§ **Instruction**
Please write out the complete listing that follows, exactly as it reads.
━━━ Dataset content
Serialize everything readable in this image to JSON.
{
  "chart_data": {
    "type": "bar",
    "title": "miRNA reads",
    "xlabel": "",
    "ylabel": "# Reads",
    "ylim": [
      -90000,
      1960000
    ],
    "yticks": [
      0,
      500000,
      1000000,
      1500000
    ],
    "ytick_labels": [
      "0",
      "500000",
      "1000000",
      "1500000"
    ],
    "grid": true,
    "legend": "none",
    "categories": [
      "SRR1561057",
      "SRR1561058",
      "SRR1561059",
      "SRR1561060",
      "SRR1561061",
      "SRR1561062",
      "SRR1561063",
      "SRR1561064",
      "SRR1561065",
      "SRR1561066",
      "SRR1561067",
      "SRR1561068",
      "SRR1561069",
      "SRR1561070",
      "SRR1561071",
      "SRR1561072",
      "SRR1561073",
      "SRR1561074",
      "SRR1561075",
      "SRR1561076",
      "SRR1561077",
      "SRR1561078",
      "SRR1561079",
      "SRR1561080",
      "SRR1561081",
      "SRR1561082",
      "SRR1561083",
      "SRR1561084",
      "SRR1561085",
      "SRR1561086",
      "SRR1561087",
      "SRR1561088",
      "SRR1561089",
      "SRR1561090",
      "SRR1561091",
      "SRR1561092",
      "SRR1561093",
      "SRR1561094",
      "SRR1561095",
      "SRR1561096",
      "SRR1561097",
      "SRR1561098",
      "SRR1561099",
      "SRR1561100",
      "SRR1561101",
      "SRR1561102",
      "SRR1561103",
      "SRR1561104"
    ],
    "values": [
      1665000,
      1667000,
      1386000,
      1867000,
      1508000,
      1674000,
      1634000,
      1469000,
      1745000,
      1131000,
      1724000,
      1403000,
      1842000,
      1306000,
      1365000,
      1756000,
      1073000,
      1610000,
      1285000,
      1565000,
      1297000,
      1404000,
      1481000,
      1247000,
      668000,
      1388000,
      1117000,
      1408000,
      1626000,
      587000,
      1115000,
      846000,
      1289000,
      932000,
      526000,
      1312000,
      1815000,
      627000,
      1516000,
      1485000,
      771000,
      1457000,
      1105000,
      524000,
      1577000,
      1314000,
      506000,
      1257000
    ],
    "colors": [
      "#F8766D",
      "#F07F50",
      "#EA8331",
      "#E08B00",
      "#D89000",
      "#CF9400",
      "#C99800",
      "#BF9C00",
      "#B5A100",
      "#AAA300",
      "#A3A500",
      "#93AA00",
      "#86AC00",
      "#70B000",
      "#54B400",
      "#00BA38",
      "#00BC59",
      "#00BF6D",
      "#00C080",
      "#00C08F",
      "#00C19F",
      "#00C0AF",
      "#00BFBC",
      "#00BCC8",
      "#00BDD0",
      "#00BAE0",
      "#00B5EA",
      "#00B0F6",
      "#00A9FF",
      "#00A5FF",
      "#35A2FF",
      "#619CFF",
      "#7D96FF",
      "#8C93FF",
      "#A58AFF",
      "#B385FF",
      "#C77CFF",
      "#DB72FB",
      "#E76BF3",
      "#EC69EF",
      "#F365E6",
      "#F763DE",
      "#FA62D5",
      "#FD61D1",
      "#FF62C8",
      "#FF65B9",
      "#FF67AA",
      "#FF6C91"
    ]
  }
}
━━━━━━
§ **Solution to the problem**
Serialize everything readable in this image to JSON.
{
  "chart_data": {
    "type": "bar",
    "title": "miRNA reads",
    "xlabel": "",
    "ylabel": "# Reads",
    "ylim": [
      -90000,
      1960000
    ],
    "yticks": [
      0,
      500000,
      1000000,
      1500000
    ],
    "ytick_labels": [
      "0",
      "500000",
      "1000000",
      "1500000"
    ],
    "grid": true,
    "legend": "none",
    "categories": [
      "SRR1561057",
      "SRR1561058",
      "SRR1561059",
      "SRR1561060",
      "SRR1561061",
      "SRR1561062",
      "SRR1561063",
      "SRR1561064",
      "SRR1561065",
      "SRR1561066",
      "SRR1561067",
      "SRR1561068",
      "SRR1561069",
      "SRR1561070",
      "SRR1561071",
      "SRR1561072",
      "SRR1561073",
      "SRR1561074",
      "SRR1561075",
      "SRR1561076",
      "SRR1561077",
      "SRR1561078",
      "SRR1561079",
      "SRR1561080",
      "SRR1561081",
      "SRR1561082",
      "SRR1561083",
      "SRR1561084",
      "SRR1561085",
      "SRR1561086",
      "SRR1561087",
      "SRR1561088",
      "SRR1561089",
      "SRR1561090",
      "SRR1561091",
      "SRR1561092",
      "SRR1561093",
      "SRR1561094",
      "SRR1561095",
      "SRR1561096",
      "SRR1561097",
      "SRR1561098",
      "SRR1561099",
      "SRR1561100",
      "SRR1561101",
      "SRR1561102",
      "SRR1561103",
      "SRR1561104"
    ],
    "values": [
      1665000,
      1667000,
      1386000,
      1867000,
      1508000,
      1674000,
      1634000,
      1469000,
      1745000,
      1131000,
      1724000,
      1403000,
      1842000,
      1306000,
      1365000,
      1756000,
      1073000,
      1610000,
      1285000,
      1565000,
      1297000,
      1404000,
      1481000,
      1247000,
      668000,
      1388000,
      1117000,
      1408000,
      1626000,
      587000,
      1115000,
      846000,
      1289000,
      932000,
      526000,
      1312000,
      1815000,
      627000,
      1516000,
      1485000,
      771000,
      1457000,
      1105000,
      524000,
      1577000,
      1314000,
      506000,
      1257000
    ],
    "colors": [
      "#F8766D",
      "#F07F50",
      "#EA8331",
      "#E08B00",
      "#D89000",
      "#CF9400",
      "#C99800",
      "#BF9C00",
      "#B5A100",
      "#AAA300",
      "#A3A500",
      "#93AA00",
      "#86AC00",
      "#70B000",
      "#54B400",
      "#00BA38",
      "#00BC59",
      "#00BF6D",
      "#00C080",
      "#00C08F",
      "#00C19F",
      "#00C0AF",
      "#00BFBC",
      "#00BCC8",
      "#00BDD0",
      "#00BAE0",
      "#00B5EA",
      "#00B0F6",
      "#00A9FF",
      "#00A5FF",
      "#35A2FF",
      "#619CFF",
      "#7D96FF",
      "#8C93FF",
      "#A58AFF",
      "#B385FF",
      "#C77CFF",
      "#DB72FB",
      "#E76BF3",
      "#EC69EF",
      "#F365E6",
      "#F763DE",
      "#FA62D5",
      "#FD61D1",
      "#FF62C8",
      "#FF65B9",
      "#FF67AA",
      "#FF6C91"
    ]
  }
}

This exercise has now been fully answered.